_Set exercise_.
Retype the records below exactly as they appear, but leave out any pictures.

Figure contents as structured data

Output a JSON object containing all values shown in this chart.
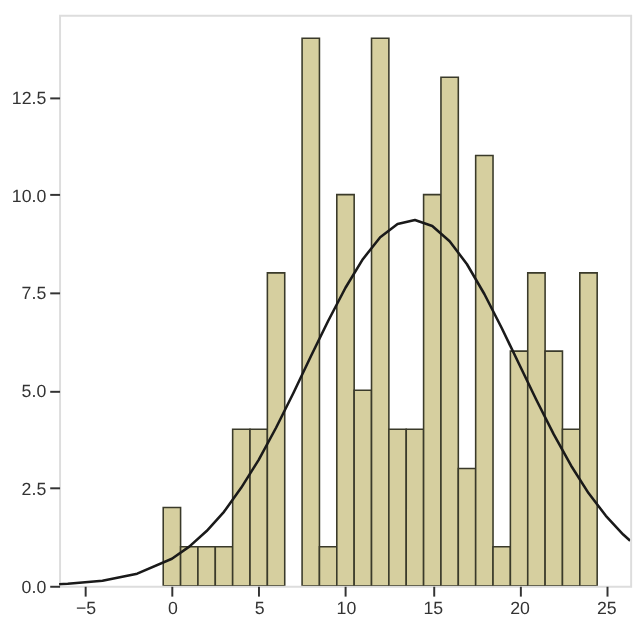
{
  "chart_data": {
    "type": "histogram",
    "bins": [
      -0.5,
      0.5,
      1.5,
      2.5,
      3.5,
      4.5,
      5.5,
      6.5,
      7.5,
      8.5,
      9.5,
      10.5,
      11.5,
      12.5,
      13.5,
      14.5,
      15.5,
      16.5,
      17.5,
      18.5,
      19.5,
      20.5,
      21.5,
      22.5,
      23.5,
      24.5
    ],
    "values": [
      2,
      1,
      1,
      1,
      4,
      4,
      8,
      0,
      14,
      1,
      10,
      5,
      14,
      4,
      4,
      10,
      13,
      3,
      11,
      1,
      6,
      8,
      6,
      4,
      8
    ],
    "color": "#d6cf9f",
    "series": [
      {
        "type": "line",
        "color": "#1a1a1a",
        "x": [
          -6.5,
          -6,
          -4,
          -2,
          0,
          1,
          2,
          3,
          4,
          5,
          6,
          7,
          8,
          9,
          10,
          11,
          12,
          13,
          14,
          15,
          16,
          17,
          18,
          19,
          20,
          21,
          22,
          23,
          24,
          25,
          26,
          26.4
        ],
        "values": [
          0.04,
          0.05,
          0.13,
          0.31,
          0.69,
          1.0,
          1.4,
          1.89,
          2.51,
          3.22,
          4.04,
          4.93,
          5.86,
          6.77,
          7.62,
          8.35,
          8.91,
          9.25,
          9.35,
          9.2,
          8.81,
          8.22,
          7.46,
          6.59,
          5.67,
          4.75,
          3.87,
          3.07,
          2.37,
          1.79,
          1.31,
          1.15
        ]
      }
    ],
    "xlim": [
      -6.5,
      26.4
    ],
    "ylim": [
      0,
      14.6
    ],
    "xticks": [
      -5,
      0,
      5,
      10,
      15,
      20,
      25
    ],
    "yticks": [
      {
        "value": 0,
        "label": "0.0"
      },
      {
        "value": 2.5,
        "label": "2.5"
      },
      {
        "value": 5,
        "label": "5.0"
      },
      {
        "value": 7.5,
        "label": "7.5"
      },
      {
        "value": 10,
        "label": "10.0"
      },
      {
        "value": 12.5,
        "label": "12.5"
      }
    ],
    "grid": false
  }
}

_Result of this exercise_.
Output a JSON object containing all values shown in this chart.
{
  "chart_data": {
    "type": "histogram",
    "bins": [
      -0.5,
      0.5,
      1.5,
      2.5,
      3.5,
      4.5,
      5.5,
      6.5,
      7.5,
      8.5,
      9.5,
      10.5,
      11.5,
      12.5,
      13.5,
      14.5,
      15.5,
      16.5,
      17.5,
      18.5,
      19.5,
      20.5,
      21.5,
      22.5,
      23.5,
      24.5
    ],
    "values": [
      2,
      1,
      1,
      1,
      4,
      4,
      8,
      0,
      14,
      1,
      10,
      5,
      14,
      4,
      4,
      10,
      13,
      3,
      11,
      1,
      6,
      8,
      6,
      4,
      8
    ],
    "color": "#d6cf9f",
    "series": [
      {
        "type": "line",
        "color": "#1a1a1a",
        "x": [
          -6.5,
          -6,
          -4,
          -2,
          0,
          1,
          2,
          3,
          4,
          5,
          6,
          7,
          8,
          9,
          10,
          11,
          12,
          13,
          14,
          15,
          16,
          17,
          18,
          19,
          20,
          21,
          22,
          23,
          24,
          25,
          26,
          26.4
        ],
        "values": [
          0.04,
          0.05,
          0.13,
          0.31,
          0.69,
          1.0,
          1.4,
          1.89,
          2.51,
          3.22,
          4.04,
          4.93,
          5.86,
          6.77,
          7.62,
          8.35,
          8.91,
          9.25,
          9.35,
          9.2,
          8.81,
          8.22,
          7.46,
          6.59,
          5.67,
          4.75,
          3.87,
          3.07,
          2.37,
          1.79,
          1.31,
          1.15
        ]
      }
    ],
    "xlim": [
      -6.5,
      26.4
    ],
    "ylim": [
      0,
      14.6
    ],
    "xticks": [
      -5,
      0,
      5,
      10,
      15,
      20,
      25
    ],
    "yticks": [
      {
        "value": 0,
        "label": "0.0"
      },
      {
        "value": 2.5,
        "label": "2.5"
      },
      {
        "value": 5,
        "label": "5.0"
      },
      {
        "value": 7.5,
        "label": "7.5"
      },
      {
        "value": 10,
        "label": "10.0"
      },
      {
        "value": 12.5,
        "label": "12.5"
      }
    ],
    "grid": false
  }
}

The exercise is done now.